[START OF Material provided]

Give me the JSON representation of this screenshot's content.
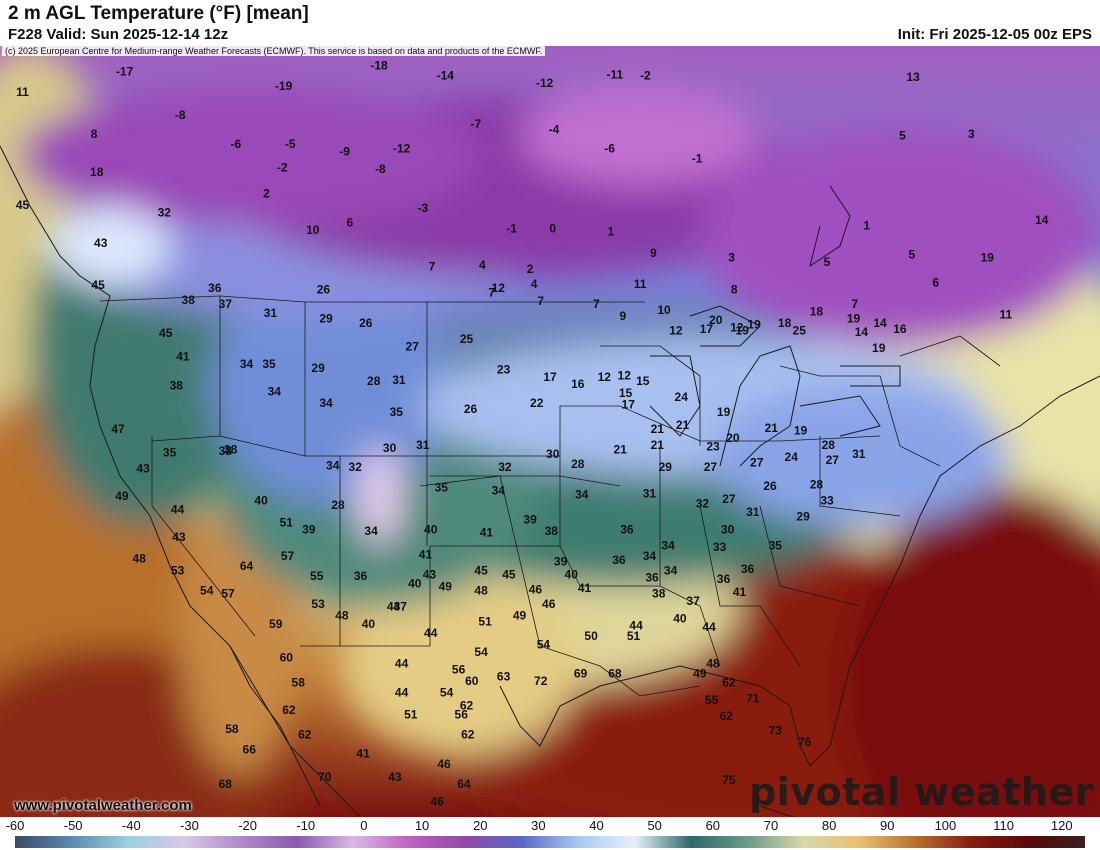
{
  "header": {
    "title": "2 m AGL Temperature (°F) [mean]",
    "valid": "F228 Valid: Sun 2025-12-14 12z",
    "init": "Init: Fri 2025-12-05 00z EPS",
    "copyright": "(c) 2025 European Centre for Medium-range Weather Forecasts (ECMWF). This service is based on data and products of the ECMWF."
  },
  "branding": {
    "site_url": "www.pivotalweather.com",
    "logo_text": "pivotal weather"
  },
  "colorbar": {
    "ticks": [
      "-60",
      "-50",
      "-40",
      "-30",
      "-20",
      "-10",
      "0",
      "10",
      "20",
      "30",
      "40",
      "50",
      "60",
      "70",
      "80",
      "90",
      "100",
      "110",
      "120"
    ],
    "range": [
      -60,
      124
    ],
    "colors": [
      "#3a4a6a",
      "#5a8ab0",
      "#9ad0e0",
      "#d8c8e8",
      "#b08ac8",
      "#8a5ab0",
      "#d8b8e8",
      "#c060c0",
      "#9048a8",
      "#5868c8",
      "#a8c8f0",
      "#e8f0ff",
      "#2e6a6a",
      "#6a9a8a",
      "#d8d8a8",
      "#e8c070",
      "#b8702a",
      "#8a1a10",
      "#5a0808",
      "#3a2020"
    ]
  },
  "temperature_labels": [
    {
      "v": "-17",
      "lon": -125.6,
      "lat": 53.2
    },
    {
      "v": "-19",
      "lon": -113.6,
      "lat": 52.2
    },
    {
      "v": "-18",
      "lon": -106.4,
      "lat": 53.6
    },
    {
      "v": "-14",
      "lon": -101.4,
      "lat": 52.9
    },
    {
      "v": "-12",
      "lon": -93.9,
      "lat": 52.4
    },
    {
      "v": "-11",
      "lon": -88.6,
      "lat": 53.0
    },
    {
      "v": "11",
      "lon": -133.3,
      "lat": 51.8
    },
    {
      "v": "-8",
      "lon": -121.4,
      "lat": 50.2
    },
    {
      "v": "8",
      "lon": -127.9,
      "lat": 48.9
    },
    {
      "v": "-6",
      "lon": -117.2,
      "lat": 48.2
    },
    {
      "v": "-5",
      "lon": -113.1,
      "lat": 48.2
    },
    {
      "v": "-9",
      "lon": -109.0,
      "lat": 47.7
    },
    {
      "v": "-12",
      "lon": -104.7,
      "lat": 47.9
    },
    {
      "v": "-7",
      "lon": -99.1,
      "lat": 49.6
    },
    {
      "v": "-4",
      "lon": -93.2,
      "lat": 49.2
    },
    {
      "v": "-6",
      "lon": -89.0,
      "lat": 47.9
    },
    {
      "v": "-2",
      "lon": -86.3,
      "lat": 52.9
    },
    {
      "v": "-1",
      "lon": -82.4,
      "lat": 47.2
    },
    {
      "v": "18",
      "lon": -127.7,
      "lat": 46.3
    },
    {
      "v": "-2",
      "lon": -113.7,
      "lat": 46.6
    },
    {
      "v": "-8",
      "lon": -106.3,
      "lat": 46.5
    },
    {
      "v": "2",
      "lon": -114.9,
      "lat": 44.8
    },
    {
      "v": "-3",
      "lon": -103.1,
      "lat": 43.8
    },
    {
      "v": "32",
      "lon": -122.6,
      "lat": 43.5
    },
    {
      "v": "10",
      "lon": -111.4,
      "lat": 42.3
    },
    {
      "v": "6",
      "lon": -108.6,
      "lat": 42.8
    },
    {
      "v": "-1",
      "lon": -96.4,
      "lat": 42.4
    },
    {
      "v": "0",
      "lon": -93.3,
      "lat": 42.4
    },
    {
      "v": "1",
      "lon": -88.9,
      "lat": 42.2
    },
    {
      "v": "13",
      "lon": -66.1,
      "lat": 52.8
    },
    {
      "v": "5",
      "lon": -66.9,
      "lat": 48.8
    },
    {
      "v": "3",
      "lon": -61.7,
      "lat": 48.9
    },
    {
      "v": "1",
      "lon": -69.6,
      "lat": 42.6
    },
    {
      "v": "14",
      "lon": -56.4,
      "lat": 43.0
    },
    {
      "v": "7",
      "lon": -102.4,
      "lat": 39.8
    },
    {
      "v": "4",
      "lon": -98.6,
      "lat": 39.9
    },
    {
      "v": "2",
      "lon": -95.0,
      "lat": 39.6
    },
    {
      "v": "4",
      "lon": -94.7,
      "lat": 38.6
    },
    {
      "v": "9",
      "lon": -85.7,
      "lat": 40.7
    },
    {
      "v": "3",
      "lon": -79.8,
      "lat": 40.4
    },
    {
      "v": "5",
      "lon": -72.6,
      "lat": 40.1
    },
    {
      "v": "5",
      "lon": -66.2,
      "lat": 40.6
    },
    {
      "v": "19",
      "lon": -60.5,
      "lat": 40.4
    },
    {
      "v": "6",
      "lon": -64.4,
      "lat": 38.7
    },
    {
      "v": "8",
      "lon": -79.6,
      "lat": 38.2
    },
    {
      "v": "11",
      "lon": -59.1,
      "lat": 36.5
    },
    {
      "v": "12",
      "lon": -79.4,
      "lat": 35.6
    },
    {
      "v": "7",
      "lon": -70.5,
      "lat": 37.2
    },
    {
      "v": "19",
      "lon": -70.6,
      "lat": 36.2
    },
    {
      "v": "11",
      "lon": -86.7,
      "lat": 38.6
    },
    {
      "v": "12",
      "lon": -97.4,
      "lat": 38.3
    },
    {
      "v": "7",
      "lon": -97.9,
      "lat": 38.0
    },
    {
      "v": "7",
      "lon": -94.2,
      "lat": 37.4
    },
    {
      "v": "7",
      "lon": -90.0,
      "lat": 37.2
    },
    {
      "v": "9",
      "lon": -88.0,
      "lat": 36.4
    },
    {
      "v": "10",
      "lon": -84.9,
      "lat": 36.8
    },
    {
      "v": "12",
      "lon": -84.0,
      "lat": 35.4
    },
    {
      "v": "20",
      "lon": -81.0,
      "lat": 36.1
    },
    {
      "v": "17",
      "lon": -81.7,
      "lat": 35.5
    },
    {
      "v": "19",
      "lon": -79.0,
      "lat": 35.4
    },
    {
      "v": "19",
      "lon": -78.1,
      "lat": 35.8
    },
    {
      "v": "18",
      "lon": -75.8,
      "lat": 35.9
    },
    {
      "v": "18",
      "lon": -73.4,
      "lat": 36.7
    },
    {
      "v": "25",
      "lon": -74.7,
      "lat": 35.4
    },
    {
      "v": "14",
      "lon": -70.0,
      "lat": 35.3
    },
    {
      "v": "16",
      "lon": -67.1,
      "lat": 35.5
    },
    {
      "v": "19",
      "lon": -68.7,
      "lat": 34.2
    },
    {
      "v": "14",
      "lon": -68.6,
      "lat": 35.9
    },
    {
      "v": "45",
      "lon": -133.3,
      "lat": 44.0
    },
    {
      "v": "43",
      "lon": -127.4,
      "lat": 41.4
    },
    {
      "v": "45",
      "lon": -127.6,
      "lat": 38.5
    },
    {
      "v": "36",
      "lon": -118.8,
      "lat": 38.3
    },
    {
      "v": "31",
      "lon": -114.6,
      "lat": 36.6
    },
    {
      "v": "26",
      "lon": -110.6,
      "lat": 38.2
    },
    {
      "v": "38",
      "lon": -120.8,
      "lat": 37.5
    },
    {
      "v": "37",
      "lon": -118.0,
      "lat": 37.2
    },
    {
      "v": "45",
      "lon": -122.5,
      "lat": 35.2
    },
    {
      "v": "29",
      "lon": -110.4,
      "lat": 36.2
    },
    {
      "v": "26",
      "lon": -107.4,
      "lat": 35.9
    },
    {
      "v": "27",
      "lon": -103.9,
      "lat": 34.3
    },
    {
      "v": "25",
      "lon": -99.8,
      "lat": 34.8
    },
    {
      "v": "41",
      "lon": -121.2,
      "lat": 33.6
    },
    {
      "v": "34",
      "lon": -116.4,
      "lat": 33.1
    },
    {
      "v": "35",
      "lon": -114.7,
      "lat": 33.1
    },
    {
      "v": "29",
      "lon": -111.0,
      "lat": 32.8
    },
    {
      "v": "28",
      "lon": -106.8,
      "lat": 31.9
    },
    {
      "v": "31",
      "lon": -104.9,
      "lat": 32.0
    },
    {
      "v": "23",
      "lon": -97.0,
      "lat": 32.7
    },
    {
      "v": "17",
      "lon": -93.5,
      "lat": 32.2
    },
    {
      "v": "16",
      "lon": -91.4,
      "lat": 31.7
    },
    {
      "v": "12",
      "lon": -89.4,
      "lat": 32.2
    },
    {
      "v": "12",
      "lon": -87.9,
      "lat": 32.3
    },
    {
      "v": "15",
      "lon": -86.5,
      "lat": 31.9
    },
    {
      "v": "15",
      "lon": -87.8,
      "lat": 31.1
    },
    {
      "v": "38",
      "lon": -121.7,
      "lat": 31.6
    },
    {
      "v": "34",
      "lon": -114.3,
      "lat": 31.2
    },
    {
      "v": "34",
      "lon": -110.4,
      "lat": 30.4
    },
    {
      "v": "35",
      "lon": -105.1,
      "lat": 29.8
    },
    {
      "v": "26",
      "lon": -99.5,
      "lat": 30.0
    },
    {
      "v": "22",
      "lon": -94.5,
      "lat": 30.4
    },
    {
      "v": "17",
      "lon": -87.6,
      "lat": 30.3
    },
    {
      "v": "24",
      "lon": -83.6,
      "lat": 30.8
    },
    {
      "v": "21",
      "lon": -83.5,
      "lat": 28.9
    },
    {
      "v": "21",
      "lon": -85.4,
      "lat": 28.6
    },
    {
      "v": "19",
      "lon": -80.4,
      "lat": 29.8
    },
    {
      "v": "47",
      "lon": -126.1,
      "lat": 28.6
    },
    {
      "v": "35",
      "lon": -122.2,
      "lat": 27.0
    },
    {
      "v": "38",
      "lon": -118.0,
      "lat": 27.1
    },
    {
      "v": "32",
      "lon": -108.2,
      "lat": 26.0
    },
    {
      "v": "30",
      "lon": -105.6,
      "lat": 27.3
    },
    {
      "v": "31",
      "lon": -103.1,
      "lat": 27.5
    },
    {
      "v": "32",
      "lon": -96.9,
      "lat": 26.0
    },
    {
      "v": "30",
      "lon": -93.3,
      "lat": 26.9
    },
    {
      "v": "28",
      "lon": -91.4,
      "lat": 26.2
    },
    {
      "v": "21",
      "lon": -88.2,
      "lat": 27.2
    },
    {
      "v": "21",
      "lon": -85.4,
      "lat": 27.5
    },
    {
      "v": "23",
      "lon": -81.2,
      "lat": 27.4
    },
    {
      "v": "20",
      "lon": -79.7,
      "lat": 28.0
    },
    {
      "v": "21",
      "lon": -76.8,
      "lat": 28.7
    },
    {
      "v": "19",
      "lon": -74.6,
      "lat": 28.5
    },
    {
      "v": "28",
      "lon": -72.5,
      "lat": 27.5
    },
    {
      "v": "31",
      "lon": -70.2,
      "lat": 26.9
    },
    {
      "v": "27",
      "lon": -72.2,
      "lat": 26.5
    },
    {
      "v": "24",
      "lon": -75.3,
      "lat": 26.7
    },
    {
      "v": "27",
      "lon": -77.9,
      "lat": 26.3
    },
    {
      "v": "27",
      "lon": -81.4,
      "lat": 26.0
    },
    {
      "v": "29",
      "lon": -84.8,
      "lat": 26.0
    },
    {
      "v": "26",
      "lon": -76.9,
      "lat": 24.7
    },
    {
      "v": "28",
      "lon": -73.4,
      "lat": 24.8
    },
    {
      "v": "33",
      "lon": -72.6,
      "lat": 23.7
    },
    {
      "v": "43",
      "lon": -124.2,
      "lat": 25.9
    },
    {
      "v": "38",
      "lon": -117.6,
      "lat": 27.2
    },
    {
      "v": "34",
      "lon": -109.9,
      "lat": 26.1
    },
    {
      "v": "35",
      "lon": -101.7,
      "lat": 24.6
    },
    {
      "v": "34",
      "lon": -97.4,
      "lat": 24.4
    },
    {
      "v": "34",
      "lon": -91.1,
      "lat": 24.1
    },
    {
      "v": "31",
      "lon": -86.0,
      "lat": 24.2
    },
    {
      "v": "32",
      "lon": -82.0,
      "lat": 23.5
    },
    {
      "v": "27",
      "lon": -80.0,
      "lat": 23.8
    },
    {
      "v": "31",
      "lon": -78.2,
      "lat": 22.9
    },
    {
      "v": "29",
      "lon": -74.4,
      "lat": 22.6
    },
    {
      "v": "49",
      "lon": -125.8,
      "lat": 24.0
    },
    {
      "v": "40",
      "lon": -115.3,
      "lat": 23.7
    },
    {
      "v": "44",
      "lon": -121.6,
      "lat": 23.1
    },
    {
      "v": "51",
      "lon": -113.4,
      "lat": 22.2
    },
    {
      "v": "28",
      "lon": -109.5,
      "lat": 23.4
    },
    {
      "v": "39",
      "lon": -111.7,
      "lat": 21.7
    },
    {
      "v": "34",
      "lon": -107.0,
      "lat": 21.6
    },
    {
      "v": "40",
      "lon": -102.5,
      "lat": 21.7
    },
    {
      "v": "41",
      "lon": -98.3,
      "lat": 21.5
    },
    {
      "v": "39",
      "lon": -95.0,
      "lat": 22.4
    },
    {
      "v": "38",
      "lon": -93.4,
      "lat": 21.6
    },
    {
      "v": "36",
      "lon": -87.7,
      "lat": 21.7
    },
    {
      "v": "34",
      "lon": -84.6,
      "lat": 20.6
    },
    {
      "v": "30",
      "lon": -80.1,
      "lat": 21.7
    },
    {
      "v": "33",
      "lon": -80.7,
      "lat": 20.5
    },
    {
      "v": "35",
      "lon": -76.5,
      "lat": 20.6
    },
    {
      "v": "43",
      "lon": -121.5,
      "lat": 21.2
    },
    {
      "v": "48",
      "lon": -124.5,
      "lat": 19.7
    },
    {
      "v": "53",
      "lon": -121.6,
      "lat": 18.9
    },
    {
      "v": "57",
      "lon": -113.3,
      "lat": 19.9
    },
    {
      "v": "64",
      "lon": -116.4,
      "lat": 19.2
    },
    {
      "v": "55",
      "lon": -111.1,
      "lat": 18.5
    },
    {
      "v": "36",
      "lon": -107.8,
      "lat": 18.5
    },
    {
      "v": "41",
      "lon": -102.9,
      "lat": 20.0
    },
    {
      "v": "43",
      "lon": -102.6,
      "lat": 18.6
    },
    {
      "v": "45",
      "lon": -98.7,
      "lat": 18.9
    },
    {
      "v": "45",
      "lon": -96.6,
      "lat": 18.6
    },
    {
      "v": "39",
      "lon": -92.7,
      "lat": 19.5
    },
    {
      "v": "36",
      "lon": -88.3,
      "lat": 19.6
    },
    {
      "v": "34",
      "lon": -86.0,
      "lat": 19.9
    },
    {
      "v": "34",
      "lon": -84.4,
      "lat": 18.9
    },
    {
      "v": "36",
      "lon": -85.8,
      "lat": 18.4
    },
    {
      "v": "36",
      "lon": -80.4,
      "lat": 18.3
    },
    {
      "v": "36",
      "lon": -78.6,
      "lat": 19.0
    },
    {
      "v": "40",
      "lon": -103.7,
      "lat": 18.0
    },
    {
      "v": "40",
      "lon": -91.9,
      "lat": 18.6
    },
    {
      "v": "54",
      "lon": -119.4,
      "lat": 17.5
    },
    {
      "v": "57",
      "lon": -117.8,
      "lat": 17.3
    },
    {
      "v": "49",
      "lon": -101.4,
      "lat": 17.8
    },
    {
      "v": "48",
      "lon": -98.7,
      "lat": 17.5
    },
    {
      "v": "46",
      "lon": -94.6,
      "lat": 17.6
    },
    {
      "v": "41",
      "lon": -90.9,
      "lat": 17.7
    },
    {
      "v": "38",
      "lon": -85.3,
      "lat": 17.3
    },
    {
      "v": "37",
      "lon": -82.7,
      "lat": 16.8
    },
    {
      "v": "41",
      "lon": -79.2,
      "lat": 17.4
    },
    {
      "v": "53",
      "lon": -111.0,
      "lat": 16.6
    },
    {
      "v": "43",
      "lon": -105.3,
      "lat": 16.4
    },
    {
      "v": "47",
      "lon": -104.8,
      "lat": 16.4
    },
    {
      "v": "46",
      "lon": -93.6,
      "lat": 16.6
    },
    {
      "v": "59",
      "lon": -114.2,
      "lat": 15.2
    },
    {
      "v": "48",
      "lon": -109.2,
      "lat": 15.8
    },
    {
      "v": "51",
      "lon": -98.4,
      "lat": 15.4
    },
    {
      "v": "49",
      "lon": -95.8,
      "lat": 15.8
    },
    {
      "v": "44",
      "lon": -87.0,
      "lat": 15.1
    },
    {
      "v": "40",
      "lon": -83.7,
      "lat": 15.6
    },
    {
      "v": "44",
      "lon": -81.5,
      "lat": 15.0
    },
    {
      "v": "40",
      "lon": -107.2,
      "lat": 15.2
    },
    {
      "v": "44",
      "lon": -102.5,
      "lat": 14.6
    },
    {
      "v": "50",
      "lon": -90.4,
      "lat": 14.4
    },
    {
      "v": "51",
      "lon": -87.2,
      "lat": 14.4
    },
    {
      "v": "54",
      "lon": -94.0,
      "lat": 13.8
    },
    {
      "v": "54",
      "lon": -98.7,
      "lat": 13.3
    },
    {
      "v": "60",
      "lon": -113.4,
      "lat": 12.9
    },
    {
      "v": "44",
      "lon": -104.7,
      "lat": 12.5
    },
    {
      "v": "56",
      "lon": -100.4,
      "lat": 12.1
    },
    {
      "v": "48",
      "lon": -81.2,
      "lat": 12.5
    },
    {
      "v": "58",
      "lon": -112.5,
      "lat": 11.2
    },
    {
      "v": "60",
      "lon": -99.4,
      "lat": 11.3
    },
    {
      "v": "63",
      "lon": -97.0,
      "lat": 11.6
    },
    {
      "v": "72",
      "lon": -94.2,
      "lat": 11.3
    },
    {
      "v": "69",
      "lon": -91.2,
      "lat": 11.8
    },
    {
      "v": "68",
      "lon": -88.6,
      "lat": 11.8
    },
    {
      "v": "49",
      "lon": -82.2,
      "lat": 11.8
    },
    {
      "v": "62",
      "lon": -80.0,
      "lat": 11.2
    },
    {
      "v": "44",
      "lon": -104.7,
      "lat": 10.5
    },
    {
      "v": "54",
      "lon": -101.3,
      "lat": 10.5
    },
    {
      "v": "55",
      "lon": -81.3,
      "lat": 10.0
    },
    {
      "v": "71",
      "lon": -78.2,
      "lat": 10.1
    },
    {
      "v": "62",
      "lon": -113.2,
      "lat": 9.3
    },
    {
      "v": "51",
      "lon": -104.0,
      "lat": 9.0
    },
    {
      "v": "56",
      "lon": -100.2,
      "lat": 9.0
    },
    {
      "v": "62",
      "lon": -99.8,
      "lat": 9.6
    },
    {
      "v": "62",
      "lon": -80.2,
      "lat": 8.9
    },
    {
      "v": "58",
      "lon": -117.5,
      "lat": 8.0
    },
    {
      "v": "62",
      "lon": -112.0,
      "lat": 7.6
    },
    {
      "v": "62",
      "lon": -99.7,
      "lat": 7.6
    },
    {
      "v": "73",
      "lon": -76.5,
      "lat": 7.9
    },
    {
      "v": "76",
      "lon": -74.3,
      "lat": 7.1
    },
    {
      "v": "66",
      "lon": -116.2,
      "lat": 6.6
    },
    {
      "v": "41",
      "lon": -107.6,
      "lat": 6.3
    },
    {
      "v": "46",
      "lon": -101.5,
      "lat": 5.6
    },
    {
      "v": "70",
      "lon": -110.5,
      "lat": 4.7
    },
    {
      "v": "43",
      "lon": -105.2,
      "lat": 4.7
    },
    {
      "v": "64",
      "lon": -100.0,
      "lat": 4.2
    },
    {
      "v": "75",
      "lon": -80.0,
      "lat": 4.5
    },
    {
      "v": "68",
      "lon": -118.0,
      "lat": 4.2
    },
    {
      "v": "46",
      "lon": -102.0,
      "lat": 3.0
    }
  ]
}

[END OF Material provided]

Track down every line with the word "range" and copy it.

    "copyright": "(c) 2025 European Centre for Medium-range Weather Forecasts (ECMWF). This service is based on data and products of the ECMWF."
    "range": [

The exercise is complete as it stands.